Exercise goal:
Could you copy every line from the material below in which "egység" appears?

Figure record listings:
-- start --

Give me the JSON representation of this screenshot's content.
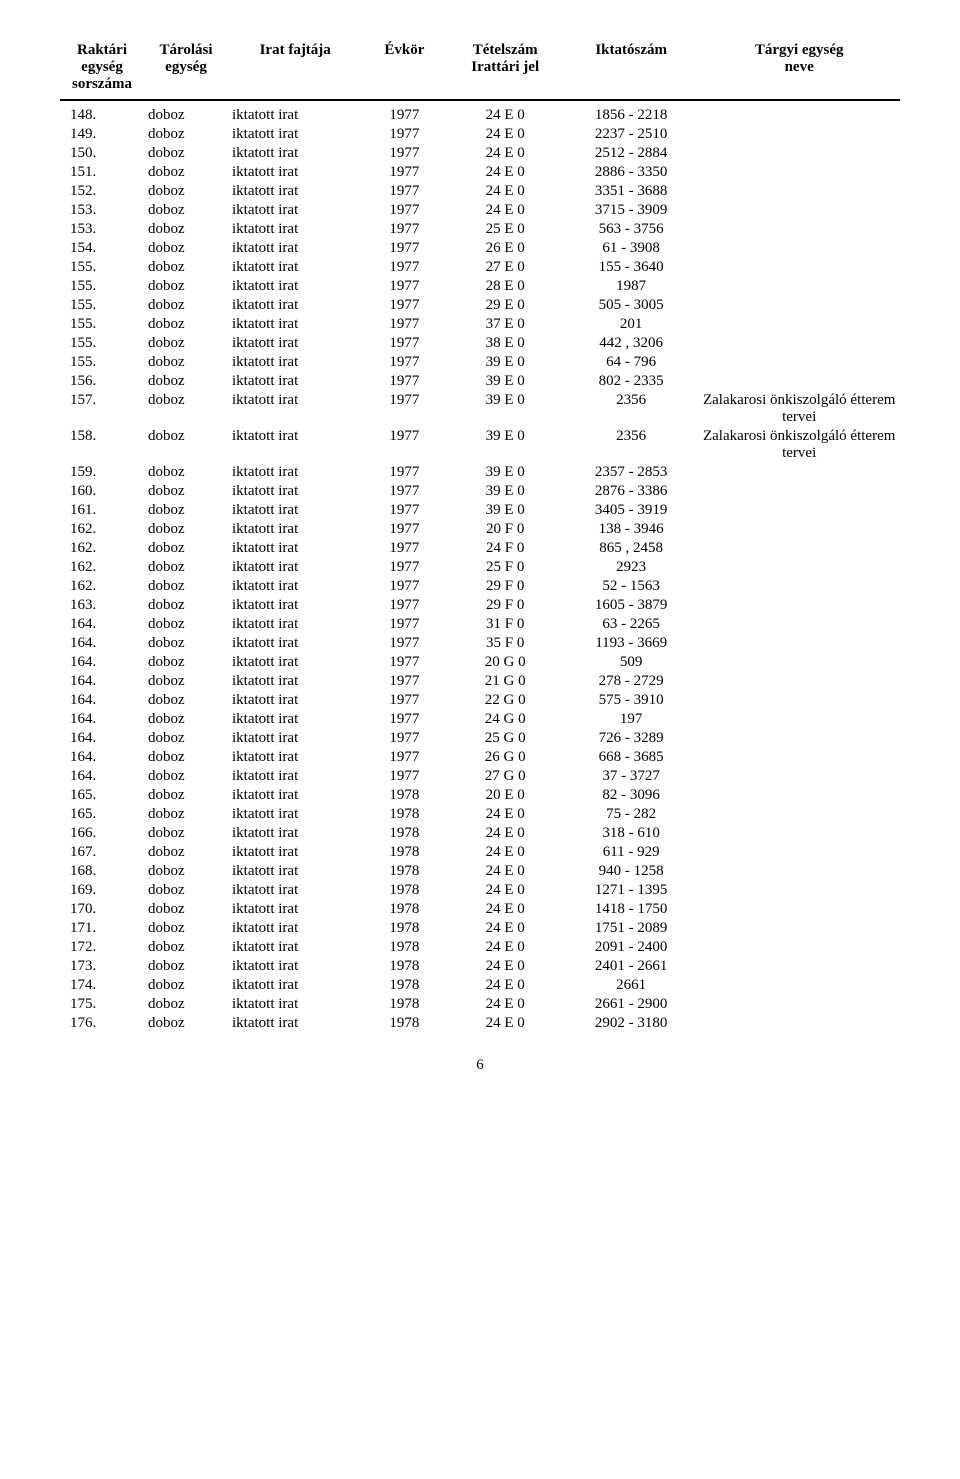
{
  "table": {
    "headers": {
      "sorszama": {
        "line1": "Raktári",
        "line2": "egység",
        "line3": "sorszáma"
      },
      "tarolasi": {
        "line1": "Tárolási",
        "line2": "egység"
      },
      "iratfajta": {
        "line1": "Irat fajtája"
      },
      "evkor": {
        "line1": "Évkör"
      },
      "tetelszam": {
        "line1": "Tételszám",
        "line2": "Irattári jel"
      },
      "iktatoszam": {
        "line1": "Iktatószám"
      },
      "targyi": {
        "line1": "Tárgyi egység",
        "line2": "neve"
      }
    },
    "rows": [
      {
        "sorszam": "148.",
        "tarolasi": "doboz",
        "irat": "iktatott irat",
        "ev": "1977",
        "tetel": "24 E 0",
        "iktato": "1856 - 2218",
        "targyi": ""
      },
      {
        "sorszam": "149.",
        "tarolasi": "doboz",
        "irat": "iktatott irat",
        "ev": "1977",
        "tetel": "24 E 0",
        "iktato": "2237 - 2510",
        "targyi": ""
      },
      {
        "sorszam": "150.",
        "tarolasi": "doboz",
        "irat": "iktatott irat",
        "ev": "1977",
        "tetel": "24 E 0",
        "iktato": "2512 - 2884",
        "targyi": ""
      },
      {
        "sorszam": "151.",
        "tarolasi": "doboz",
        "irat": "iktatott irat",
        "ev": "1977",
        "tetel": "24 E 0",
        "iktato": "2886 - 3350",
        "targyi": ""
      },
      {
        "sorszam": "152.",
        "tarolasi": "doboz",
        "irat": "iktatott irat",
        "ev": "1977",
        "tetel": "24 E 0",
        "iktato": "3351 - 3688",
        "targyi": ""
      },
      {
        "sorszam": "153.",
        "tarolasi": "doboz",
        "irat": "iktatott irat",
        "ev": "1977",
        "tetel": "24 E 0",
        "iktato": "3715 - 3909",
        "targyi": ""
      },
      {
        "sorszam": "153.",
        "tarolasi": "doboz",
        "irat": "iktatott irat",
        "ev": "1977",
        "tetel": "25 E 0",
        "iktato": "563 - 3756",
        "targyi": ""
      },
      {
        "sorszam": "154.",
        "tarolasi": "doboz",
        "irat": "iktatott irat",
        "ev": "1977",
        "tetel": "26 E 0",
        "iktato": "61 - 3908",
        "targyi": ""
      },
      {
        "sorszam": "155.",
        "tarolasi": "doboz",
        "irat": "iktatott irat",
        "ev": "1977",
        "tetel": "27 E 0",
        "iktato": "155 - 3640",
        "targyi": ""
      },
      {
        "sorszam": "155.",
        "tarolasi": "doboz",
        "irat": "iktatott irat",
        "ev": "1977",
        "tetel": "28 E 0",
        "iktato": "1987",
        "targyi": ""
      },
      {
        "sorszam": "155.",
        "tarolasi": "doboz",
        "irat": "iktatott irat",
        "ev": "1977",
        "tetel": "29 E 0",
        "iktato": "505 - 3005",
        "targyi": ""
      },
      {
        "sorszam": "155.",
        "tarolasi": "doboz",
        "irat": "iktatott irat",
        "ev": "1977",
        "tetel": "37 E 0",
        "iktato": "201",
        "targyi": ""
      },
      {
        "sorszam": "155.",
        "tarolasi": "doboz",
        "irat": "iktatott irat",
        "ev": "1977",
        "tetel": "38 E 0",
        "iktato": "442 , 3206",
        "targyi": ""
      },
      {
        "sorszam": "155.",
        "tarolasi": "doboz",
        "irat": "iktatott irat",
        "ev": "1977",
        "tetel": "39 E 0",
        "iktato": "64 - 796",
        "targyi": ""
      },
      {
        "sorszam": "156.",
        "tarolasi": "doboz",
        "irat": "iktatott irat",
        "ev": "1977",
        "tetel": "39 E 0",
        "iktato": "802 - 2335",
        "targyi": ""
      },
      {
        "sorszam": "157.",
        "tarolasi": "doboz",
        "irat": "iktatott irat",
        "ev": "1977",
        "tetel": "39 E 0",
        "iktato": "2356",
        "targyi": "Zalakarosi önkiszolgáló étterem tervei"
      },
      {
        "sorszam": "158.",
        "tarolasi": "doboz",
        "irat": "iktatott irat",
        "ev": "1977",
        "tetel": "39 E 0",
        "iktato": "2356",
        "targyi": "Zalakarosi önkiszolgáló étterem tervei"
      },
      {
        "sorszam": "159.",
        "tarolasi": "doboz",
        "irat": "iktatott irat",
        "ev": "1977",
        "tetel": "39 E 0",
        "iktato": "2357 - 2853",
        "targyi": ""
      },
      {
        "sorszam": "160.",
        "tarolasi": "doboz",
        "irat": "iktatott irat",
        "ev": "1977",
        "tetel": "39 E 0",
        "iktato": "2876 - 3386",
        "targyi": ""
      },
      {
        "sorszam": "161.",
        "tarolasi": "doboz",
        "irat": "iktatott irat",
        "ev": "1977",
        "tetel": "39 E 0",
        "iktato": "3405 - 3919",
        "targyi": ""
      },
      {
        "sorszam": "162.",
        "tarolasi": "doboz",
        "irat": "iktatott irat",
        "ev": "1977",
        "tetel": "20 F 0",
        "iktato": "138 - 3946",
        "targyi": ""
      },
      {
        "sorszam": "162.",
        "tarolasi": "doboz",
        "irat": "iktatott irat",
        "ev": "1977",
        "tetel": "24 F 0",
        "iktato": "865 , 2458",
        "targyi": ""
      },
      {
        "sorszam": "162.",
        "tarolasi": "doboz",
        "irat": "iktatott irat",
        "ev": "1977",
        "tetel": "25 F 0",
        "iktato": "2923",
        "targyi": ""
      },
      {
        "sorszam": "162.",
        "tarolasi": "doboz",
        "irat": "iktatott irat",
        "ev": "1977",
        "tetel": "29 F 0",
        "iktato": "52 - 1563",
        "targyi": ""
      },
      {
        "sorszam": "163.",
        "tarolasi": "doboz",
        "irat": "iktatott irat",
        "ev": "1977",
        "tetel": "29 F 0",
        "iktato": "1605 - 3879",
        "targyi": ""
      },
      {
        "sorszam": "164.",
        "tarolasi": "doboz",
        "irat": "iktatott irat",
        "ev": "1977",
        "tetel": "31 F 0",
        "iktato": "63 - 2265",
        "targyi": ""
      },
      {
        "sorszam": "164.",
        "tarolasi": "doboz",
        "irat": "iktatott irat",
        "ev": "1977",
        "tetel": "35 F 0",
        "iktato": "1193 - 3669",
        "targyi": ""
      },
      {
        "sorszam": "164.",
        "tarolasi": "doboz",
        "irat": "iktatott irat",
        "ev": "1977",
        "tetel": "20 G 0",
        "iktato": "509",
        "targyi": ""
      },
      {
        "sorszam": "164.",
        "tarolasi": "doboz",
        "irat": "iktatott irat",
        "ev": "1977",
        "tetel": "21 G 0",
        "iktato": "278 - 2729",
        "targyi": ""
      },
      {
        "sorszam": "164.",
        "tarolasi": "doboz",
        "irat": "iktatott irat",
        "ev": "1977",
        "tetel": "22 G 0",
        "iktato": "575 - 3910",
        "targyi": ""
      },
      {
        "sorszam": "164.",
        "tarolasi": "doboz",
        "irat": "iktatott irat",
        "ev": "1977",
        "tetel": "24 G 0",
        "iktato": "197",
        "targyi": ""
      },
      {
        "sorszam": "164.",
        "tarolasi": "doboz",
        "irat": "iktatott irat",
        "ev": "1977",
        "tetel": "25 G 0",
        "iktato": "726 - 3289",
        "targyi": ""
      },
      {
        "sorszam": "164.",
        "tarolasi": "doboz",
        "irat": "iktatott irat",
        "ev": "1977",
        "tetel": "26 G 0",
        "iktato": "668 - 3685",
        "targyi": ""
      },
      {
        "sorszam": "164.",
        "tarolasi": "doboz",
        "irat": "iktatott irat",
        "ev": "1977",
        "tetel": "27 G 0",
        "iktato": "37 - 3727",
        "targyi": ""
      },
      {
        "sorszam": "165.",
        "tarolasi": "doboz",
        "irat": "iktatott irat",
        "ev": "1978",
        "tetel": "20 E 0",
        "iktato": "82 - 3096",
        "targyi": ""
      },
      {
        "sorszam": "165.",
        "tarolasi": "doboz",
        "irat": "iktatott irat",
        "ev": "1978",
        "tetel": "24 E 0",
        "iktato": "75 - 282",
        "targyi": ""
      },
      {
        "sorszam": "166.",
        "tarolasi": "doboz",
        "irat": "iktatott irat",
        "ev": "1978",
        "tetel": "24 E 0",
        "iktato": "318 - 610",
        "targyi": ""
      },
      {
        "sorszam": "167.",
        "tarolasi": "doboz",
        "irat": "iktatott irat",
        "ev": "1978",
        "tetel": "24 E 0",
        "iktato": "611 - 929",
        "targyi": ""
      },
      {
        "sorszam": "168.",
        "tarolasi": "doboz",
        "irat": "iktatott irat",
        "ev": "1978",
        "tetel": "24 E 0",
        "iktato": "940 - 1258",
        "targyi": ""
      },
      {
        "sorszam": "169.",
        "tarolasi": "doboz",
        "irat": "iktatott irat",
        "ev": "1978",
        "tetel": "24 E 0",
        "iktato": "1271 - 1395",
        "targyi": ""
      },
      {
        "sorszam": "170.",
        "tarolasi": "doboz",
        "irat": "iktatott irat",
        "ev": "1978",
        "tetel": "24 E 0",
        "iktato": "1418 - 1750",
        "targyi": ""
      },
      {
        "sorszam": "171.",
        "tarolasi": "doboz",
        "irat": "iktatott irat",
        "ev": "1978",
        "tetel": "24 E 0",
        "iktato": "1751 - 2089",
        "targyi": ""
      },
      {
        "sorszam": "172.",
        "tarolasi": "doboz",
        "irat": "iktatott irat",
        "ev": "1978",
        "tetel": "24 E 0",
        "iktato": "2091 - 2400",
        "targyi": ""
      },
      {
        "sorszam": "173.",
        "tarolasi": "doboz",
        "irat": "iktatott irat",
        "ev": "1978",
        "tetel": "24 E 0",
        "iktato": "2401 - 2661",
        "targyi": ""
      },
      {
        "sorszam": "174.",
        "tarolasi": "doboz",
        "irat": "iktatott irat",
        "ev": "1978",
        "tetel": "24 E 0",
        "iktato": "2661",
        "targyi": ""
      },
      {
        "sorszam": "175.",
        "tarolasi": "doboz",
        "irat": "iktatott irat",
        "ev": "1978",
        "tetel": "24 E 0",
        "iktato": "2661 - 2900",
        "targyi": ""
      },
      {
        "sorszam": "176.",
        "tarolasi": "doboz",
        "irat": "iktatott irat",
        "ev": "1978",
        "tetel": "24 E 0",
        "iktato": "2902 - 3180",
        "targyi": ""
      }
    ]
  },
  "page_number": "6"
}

-- end --

Answer for the task:
        "line2": "egység",
        "line2": "egység"
        "line1": "Tárgyi egység",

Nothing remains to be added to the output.